§ PROBLEM DESCRIPTION: Images are excluded; otherwise, output every record exactly.

§ SUPPLIED DATA:
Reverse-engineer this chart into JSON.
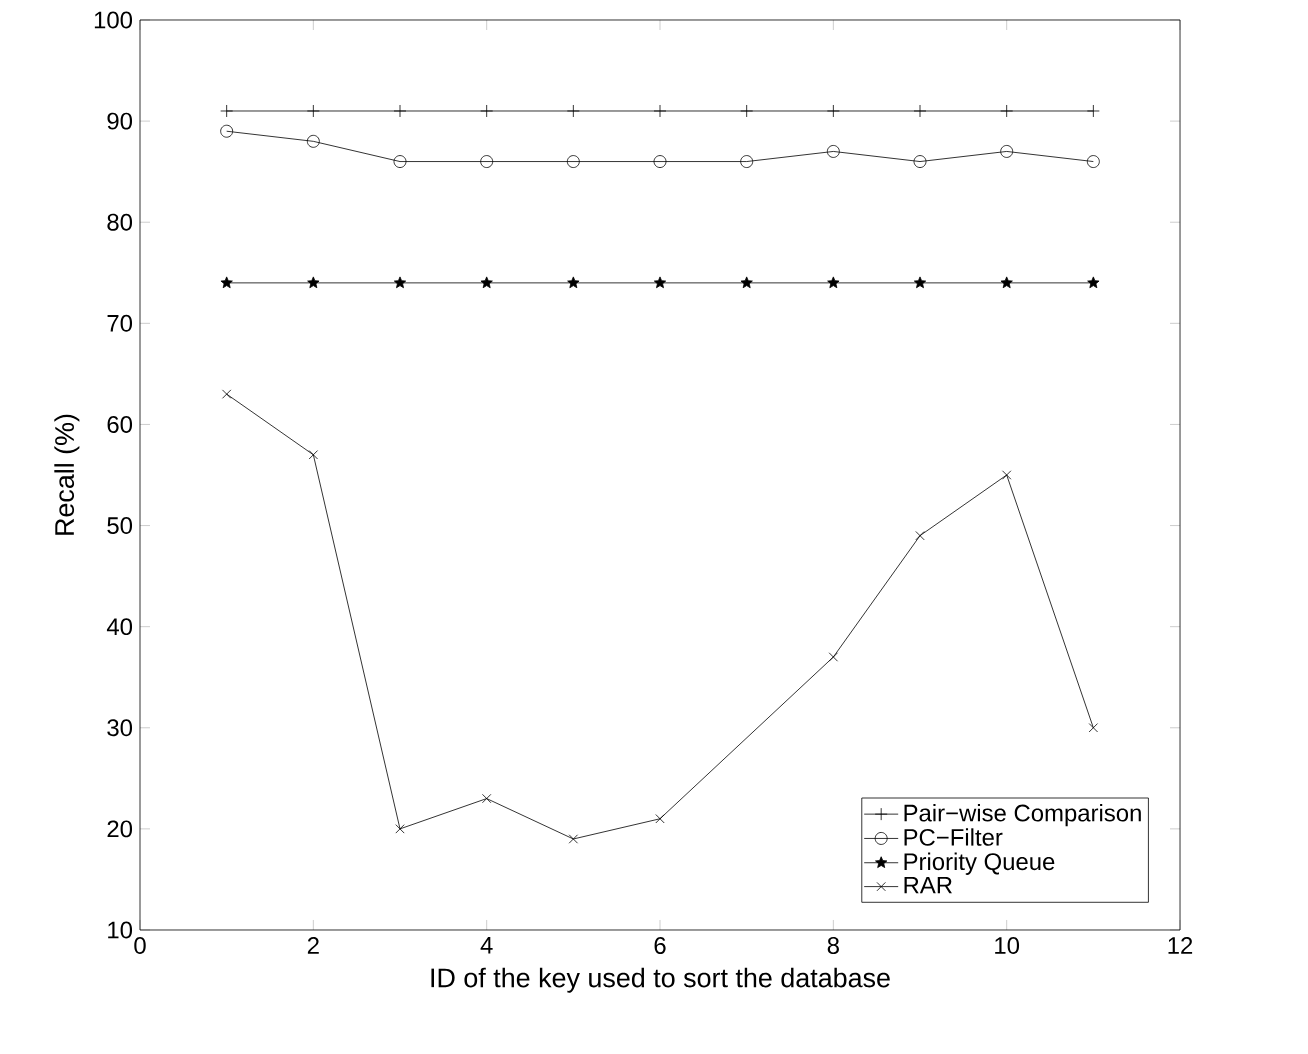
{
  "chart_data": {
    "type": "line",
    "xlabel": "ID of the key used to sort the database",
    "ylabel": "Recall (%)",
    "x": [
      1,
      2,
      3,
      4,
      5,
      6,
      7,
      8,
      9,
      10,
      11
    ],
    "xlim": [
      0,
      12
    ],
    "xticks": [
      0,
      2,
      4,
      6,
      8,
      10,
      12
    ],
    "ylim": [
      10,
      100
    ],
    "yticks": [
      10,
      20,
      30,
      40,
      50,
      60,
      70,
      80,
      90,
      100
    ],
    "legend": "bottom right",
    "grid": false,
    "series": [
      {
        "name": "Pair−wise Comparison",
        "color": "#000000",
        "marker": "plus",
        "values": [
          91,
          91,
          91,
          91,
          91,
          91,
          91,
          91,
          91,
          91,
          91
        ]
      },
      {
        "name": "PC−Filter",
        "color": "#000000",
        "marker": "circle",
        "values": [
          89,
          88,
          86,
          86,
          86,
          86,
          86,
          87,
          86,
          87,
          86
        ]
      },
      {
        "name": "Priority Queue",
        "color": "#000000",
        "marker": "star",
        "values": [
          74,
          74,
          74,
          74,
          74,
          74,
          74,
          74,
          74,
          74,
          74
        ]
      },
      {
        "name": "RAR",
        "color": "#000000",
        "marker": "cross",
        "values": [
          63,
          57,
          20,
          23,
          19,
          21,
          null,
          37,
          49,
          55,
          30
        ]
      }
    ]
  }
}
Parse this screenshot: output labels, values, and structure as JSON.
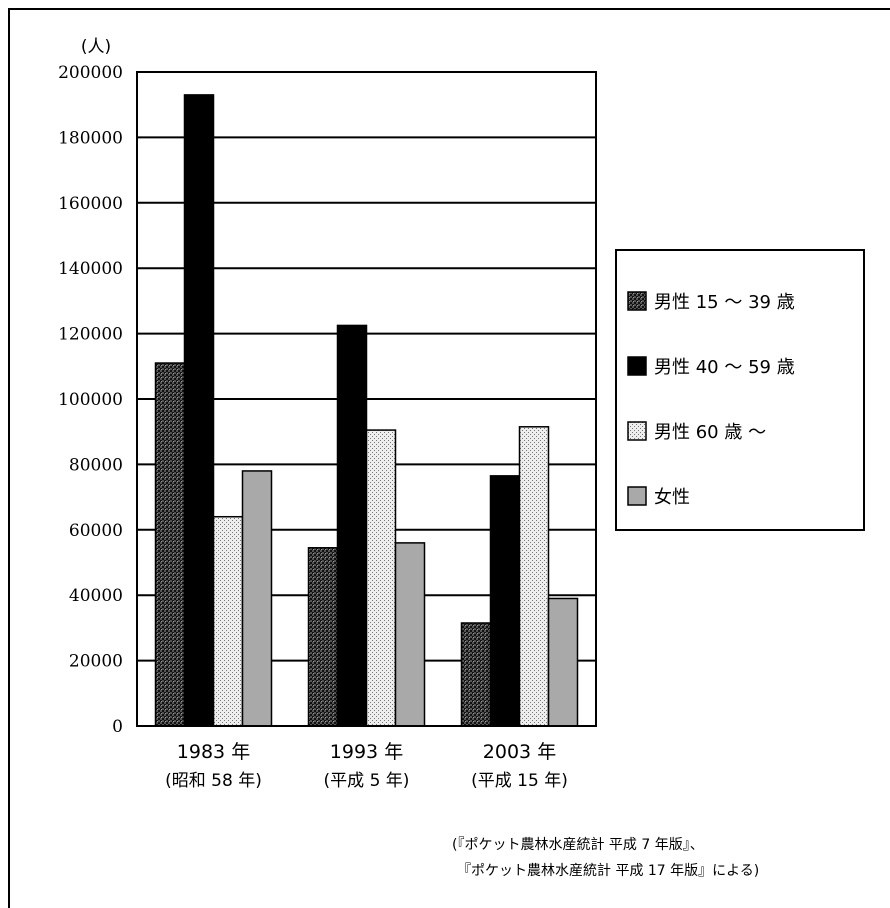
{
  "chart_data": {
    "type": "bar",
    "unit_label": "(人)",
    "categories": [
      {
        "year": "1983 年",
        "era": "(昭和 58 年)"
      },
      {
        "year": "1993 年",
        "era": "(平成 5 年)"
      },
      {
        "year": "2003 年",
        "era": "(平成 15 年)"
      }
    ],
    "y_ticks": [
      "0",
      "20000",
      "40000",
      "60000",
      "80000",
      "100000",
      "120000",
      "140000",
      "160000",
      "180000",
      "200000"
    ],
    "ylim": [
      0,
      200000
    ],
    "grid": true,
    "legend_position": "right",
    "series": [
      {
        "name": "男性 15 ～ 39 歳",
        "values": [
          111000,
          54500,
          31500
        ],
        "pattern": "dense-dots",
        "color": "#2b2b2b"
      },
      {
        "name": "男性 40 ～ 59 歳",
        "values": [
          193000,
          122500,
          76500
        ],
        "pattern": "solid",
        "color": "#000000"
      },
      {
        "name": "男性 60 歳 ～",
        "values": [
          64000,
          90500,
          91500
        ],
        "pattern": "light-dots",
        "color": "#d8d8d8"
      },
      {
        "name": "女性",
        "values": [
          78000,
          56000,
          39000
        ],
        "pattern": "solid",
        "color": "#a9a9a9"
      }
    ]
  },
  "source_lines": [
    "(『ポケット農林水産統計 平成 7 年版』、",
    "『ポケット農林水産統計 平成 17 年版』による)"
  ]
}
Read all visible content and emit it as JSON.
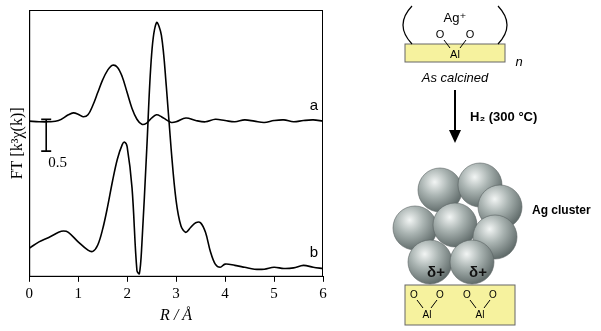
{
  "chart_data": {
    "type": "line",
    "x_label": "R / Å",
    "y_label": "FT [k³χ(k)]",
    "xlim": [
      0,
      6
    ],
    "xticks": [
      0,
      1,
      2,
      3,
      4,
      5,
      6
    ],
    "ylim": [
      0,
      4.2
    ],
    "tick_labels": "x",
    "grid": false,
    "scale_bar": 0.5,
    "series": [
      {
        "name": "a",
        "color": "#000000",
        "x": [
          0,
          0.2,
          0.4,
          0.6,
          0.8,
          0.9,
          1.0,
          1.1,
          1.2,
          1.3,
          1.4,
          1.5,
          1.6,
          1.7,
          1.8,
          1.9,
          2.0,
          2.1,
          2.2,
          2.3,
          2.4,
          2.5,
          2.6,
          2.7,
          2.8,
          2.9,
          3.0,
          3.2,
          3.4,
          3.6,
          3.8,
          4.0,
          4.2,
          4.4,
          4.6,
          4.8,
          5.0,
          5.2,
          5.4,
          5.6,
          5.8,
          6.0
        ],
        "values": [
          2.45,
          2.44,
          2.44,
          2.46,
          2.55,
          2.58,
          2.56,
          2.52,
          2.55,
          2.7,
          2.9,
          3.1,
          3.25,
          3.33,
          3.3,
          3.15,
          2.9,
          2.65,
          2.48,
          2.4,
          2.42,
          2.5,
          2.55,
          2.52,
          2.47,
          2.43,
          2.44,
          2.5,
          2.46,
          2.44,
          2.48,
          2.46,
          2.44,
          2.47,
          2.45,
          2.43,
          2.46,
          2.47,
          2.44,
          2.46,
          2.47,
          2.45
        ]
      },
      {
        "name": "b",
        "color": "#000000",
        "x": [
          0,
          0.2,
          0.4,
          0.6,
          0.7,
          0.8,
          1.0,
          1.2,
          1.3,
          1.4,
          1.5,
          1.6,
          1.7,
          1.8,
          1.9,
          1.95,
          2.0,
          2.1,
          2.2,
          2.25,
          2.3,
          2.4,
          2.5,
          2.6,
          2.7,
          2.8,
          2.9,
          3.0,
          3.1,
          3.2,
          3.3,
          3.4,
          3.5,
          3.6,
          3.7,
          3.8,
          3.9,
          4.0,
          4.2,
          4.4,
          4.6,
          4.8,
          5.0,
          5.2,
          5.4,
          5.6,
          5.8,
          6.0
        ],
        "values": [
          0.45,
          0.55,
          0.62,
          0.7,
          0.72,
          0.7,
          0.55,
          0.42,
          0.4,
          0.5,
          0.75,
          1.1,
          1.5,
          1.85,
          2.08,
          2.12,
          2.05,
          1.4,
          0.1,
          0.05,
          0.5,
          2.0,
          3.5,
          4.0,
          3.8,
          3.0,
          2.0,
          1.2,
          0.8,
          0.7,
          0.78,
          0.85,
          0.85,
          0.7,
          0.4,
          0.2,
          0.15,
          0.2,
          0.18,
          0.15,
          0.12,
          0.12,
          0.15,
          0.13,
          0.14,
          0.18,
          0.15,
          0.13
        ]
      }
    ]
  },
  "diagram": {
    "top": {
      "ion": "Ag⁺",
      "ligands": [
        "O",
        "O"
      ],
      "center": "Al",
      "repeat": "n",
      "caption": "As calcined"
    },
    "step": {
      "label": "H₂ (300 °C)"
    },
    "bottom": {
      "cluster_label": "Ag cluster",
      "charges": [
        "δ+",
        "δ+"
      ],
      "sites": [
        {
          "ligands": [
            "O",
            "O"
          ],
          "center": "Al"
        },
        {
          "ligands": [
            "O",
            "O"
          ],
          "center": "Al"
        }
      ]
    }
  }
}
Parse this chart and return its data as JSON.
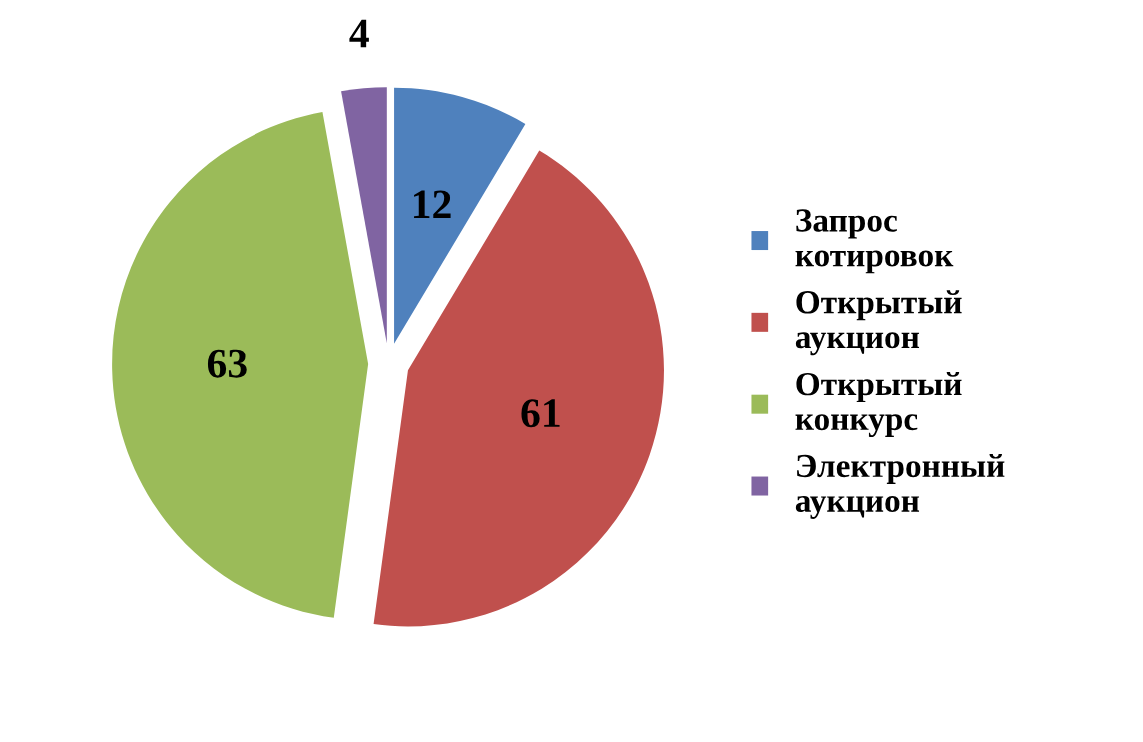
{
  "chart_data": {
    "type": "pie",
    "categories": [
      "Запрос котировок",
      "Открытый аукцион",
      "Открытый конкурс",
      "Электронный аукцион"
    ],
    "values": [
      12,
      61,
      63,
      4
    ],
    "colors": [
      "#4f81bd",
      "#c0504d",
      "#9bbb59",
      "#8064a2"
    ],
    "data_labels": true,
    "legend": "right"
  }
}
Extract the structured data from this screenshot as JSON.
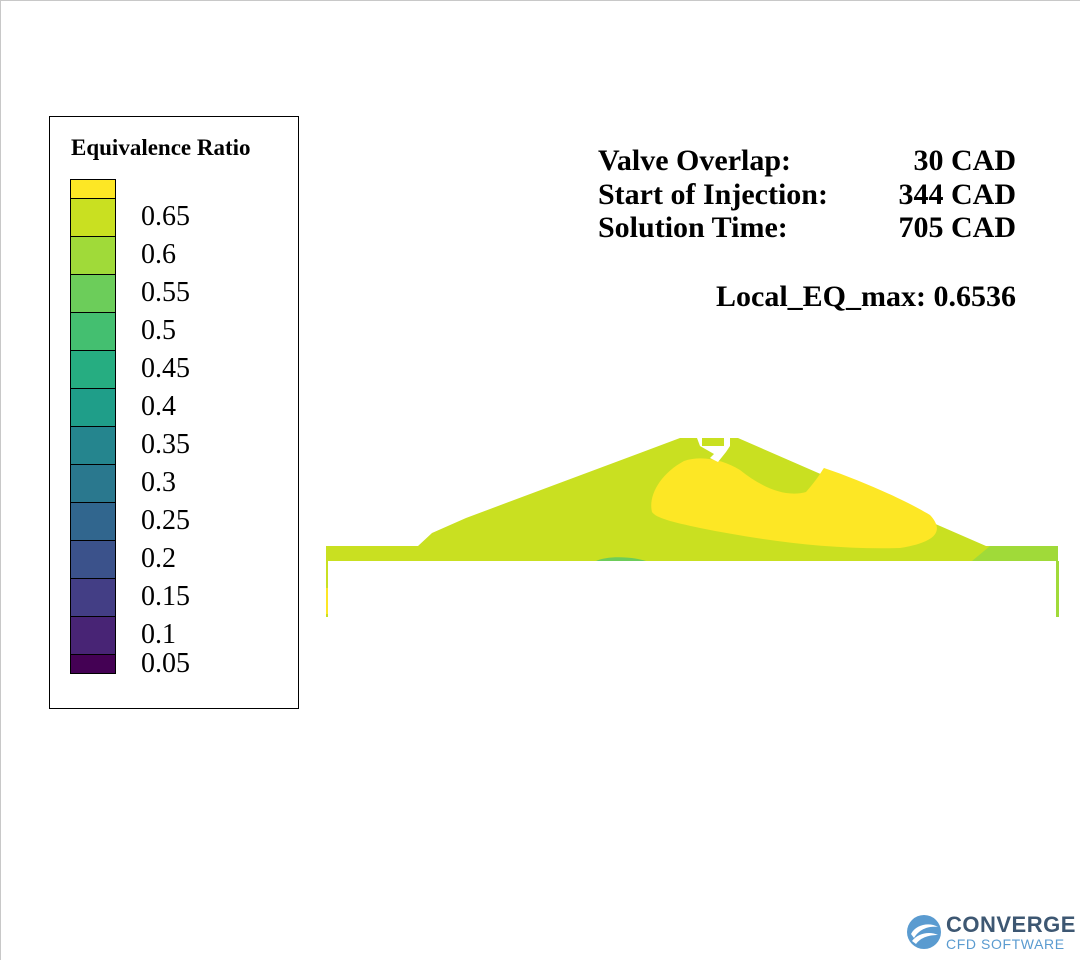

§ ANSWER TO THE TASK:
Reverse-engineer this chart into JSON.
{
  "chart_data": {
    "type": "line",
    "xlabel": "ID of the key used to sort the database",
    "ylabel": "Recall (%)",
    "x": [
      1,
      2,
      3,
      4,
      5,
      6,
      7,
      8,
      9,
      10,
      11
    ],
    "xlim": [
      0,
      12
    ],
    "xticks": [
      0,
      2,
      4,
      6,
      8,
      10,
      12
    ],
    "ylim": [
      10,
      100
    ],
    "yticks": [
      10,
      20,
      30,
      40,
      50,
      60,
      70,
      80,
      90,
      100
    ],
    "legend": "bottom right",
    "grid": false,
    "series": [
      {
        "name": "Pair−wise Comparison",
        "color": "#000000",
        "marker": "plus",
        "values": [
          91,
          91,
          91,
          91,
          91,
          91,
          91,
          91,
          91,
          91,
          91
        ]
      },
      {
        "name": "PC−Filter",
        "color": "#000000",
        "marker": "circle",
        "values": [
          89,
          88,
          86,
          86,
          86,
          86,
          86,
          87,
          86,
          87,
          86
        ]
      },
      {
        "name": "Priority Queue",
        "color": "#000000",
        "marker": "star",
        "values": [
          74,
          74,
          74,
          74,
          74,
          74,
          74,
          74,
          74,
          74,
          74
        ]
      },
      {
        "name": "RAR",
        "color": "#000000",
        "marker": "cross",
        "values": [
          63,
          57,
          20,
          23,
          19,
          21,
          null,
          37,
          49,
          55,
          30
        ]
      }
    ]
  }
}
Parse this screenshot: output labels, values, and structure as JSON.
{
  "chart_data": {
    "type": "bar",
    "unit_label": "(人)",
    "categories": [
      {
        "year": "1983 年",
        "era": "(昭和 58 年)"
      },
      {
        "year": "1993 年",
        "era": "(平成 5 年)"
      },
      {
        "year": "2003 年",
        "era": "(平成 15 年)"
      }
    ],
    "y_ticks": [
      "0",
      "20000",
      "40000",
      "60000",
      "80000",
      "100000",
      "120000",
      "140000",
      "160000",
      "180000",
      "200000"
    ],
    "ylim": [
      0,
      200000
    ],
    "grid": true,
    "legend_position": "right",
    "series": [
      {
        "name": "男性 15 ～ 39 歳",
        "values": [
          111000,
          54500,
          31500
        ],
        "pattern": "dense-dots",
        "color": "#2b2b2b"
      },
      {
        "name": "男性 40 ～ 59 歳",
        "values": [
          193000,
          122500,
          76500
        ],
        "pattern": "solid",
        "color": "#000000"
      },
      {
        "name": "男性 60 歳 ～",
        "values": [
          64000,
          90500,
          91500
        ],
        "pattern": "light-dots",
        "color": "#d8d8d8"
      },
      {
        "name": "女性",
        "values": [
          78000,
          56000,
          39000
        ],
        "pattern": "solid",
        "color": "#a9a9a9"
      }
    ]
  },
  "source_lines": [
    "(『ポケット農林水産統計 平成 7 年版』、",
    "『ポケット農林水産統計 平成 17 年版』による)"
  ]
}
Read all visible content and emit it as JSON.
{
  "chart_data": {
    "type": "line",
    "x_label": "R / Å",
    "y_label": "FT [k³χ(k)]",
    "xlim": [
      0,
      6
    ],
    "xticks": [
      0,
      1,
      2,
      3,
      4,
      5,
      6
    ],
    "ylim": [
      0,
      4.2
    ],
    "tick_labels": "x",
    "grid": false,
    "scale_bar": 0.5,
    "series": [
      {
        "name": "a",
        "color": "#000000",
        "x": [
          0,
          0.2,
          0.4,
          0.6,
          0.8,
          0.9,
          1.0,
          1.1,
          1.2,
          1.3,
          1.4,
          1.5,
          1.6,
          1.7,
          1.8,
          1.9,
          2.0,
          2.1,
          2.2,
          2.3,
          2.4,
          2.5,
          2.6,
          2.7,
          2.8,
          2.9,
          3.0,
          3.2,
          3.4,
          3.6,
          3.8,
          4.0,
          4.2,
          4.4,
          4.6,
          4.8,
          5.0,
          5.2,
          5.4,
          5.6,
          5.8,
          6.0
        ],
        "values": [
          2.45,
          2.44,
          2.44,
          2.46,
          2.55,
          2.58,
          2.56,
          2.52,
          2.55,
          2.7,
          2.9,
          3.1,
          3.25,
          3.33,
          3.3,
          3.15,
          2.9,
          2.65,
          2.48,
          2.4,
          2.42,
          2.5,
          2.55,
          2.52,
          2.47,
          2.43,
          2.44,
          2.5,
          2.46,
          2.44,
          2.48,
          2.46,
          2.44,
          2.47,
          2.45,
          2.43,
          2.46,
          2.47,
          2.44,
          2.46,
          2.47,
          2.45
        ]
      },
      {
        "name": "b",
        "color": "#000000",
        "x": [
          0,
          0.2,
          0.4,
          0.6,
          0.7,
          0.8,
          1.0,
          1.2,
          1.3,
          1.4,
          1.5,
          1.6,
          1.7,
          1.8,
          1.9,
          1.95,
          2.0,
          2.1,
          2.2,
          2.25,
          2.3,
          2.4,
          2.5,
          2.6,
          2.7,
          2.8,
          2.9,
          3.0,
          3.1,
          3.2,
          3.3,
          3.4,
          3.5,
          3.6,
          3.7,
          3.8,
          3.9,
          4.0,
          4.2,
          4.4,
          4.6,
          4.8,
          5.0,
          5.2,
          5.4,
          5.6,
          5.8,
          6.0
        ],
        "values": [
          0.45,
          0.55,
          0.62,
          0.7,
          0.72,
          0.7,
          0.55,
          0.42,
          0.4,
          0.5,
          0.75,
          1.1,
          1.5,
          1.85,
          2.08,
          2.12,
          2.05,
          1.4,
          0.1,
          0.05,
          0.5,
          2.0,
          3.5,
          4.0,
          3.8,
          3.0,
          2.0,
          1.2,
          0.8,
          0.7,
          0.78,
          0.85,
          0.85,
          0.7,
          0.4,
          0.2,
          0.15,
          0.2,
          0.18,
          0.15,
          0.12,
          0.12,
          0.15,
          0.13,
          0.14,
          0.18,
          0.15,
          0.13
        ]
      }
    ]
  },
  "diagram": {
    "top": {
      "ion": "Ag⁺",
      "ligands": [
        "O",
        "O"
      ],
      "center": "Al",
      "repeat": "n",
      "caption": "As calcined"
    },
    "step": {
      "label": "H₂ (300 °C)"
    },
    "bottom": {
      "cluster_label": "Ag cluster",
      "charges": [
        "δ+",
        "δ+"
      ],
      "sites": [
        {
          "ligands": [
            "O",
            "O"
          ],
          "center": "Al"
        },
        {
          "ligands": [
            "O",
            "O"
          ],
          "center": "Al"
        }
      ]
    }
  }
}
Parse this chart and return its data as JSON.
{
  "chart_data": {
    "type": "pie",
    "categories": [
      "Запрос котировок",
      "Открытый аукцион",
      "Открытый конкурс",
      "Электронный аукцион"
    ],
    "values": [
      12,
      61,
      63,
      4
    ],
    "colors": [
      "#4f81bd",
      "#c0504d",
      "#9bbb59",
      "#8064a2"
    ],
    "data_labels": true,
    "legend": "right"
  }
}
Extract the structured data from this screenshot as JSON.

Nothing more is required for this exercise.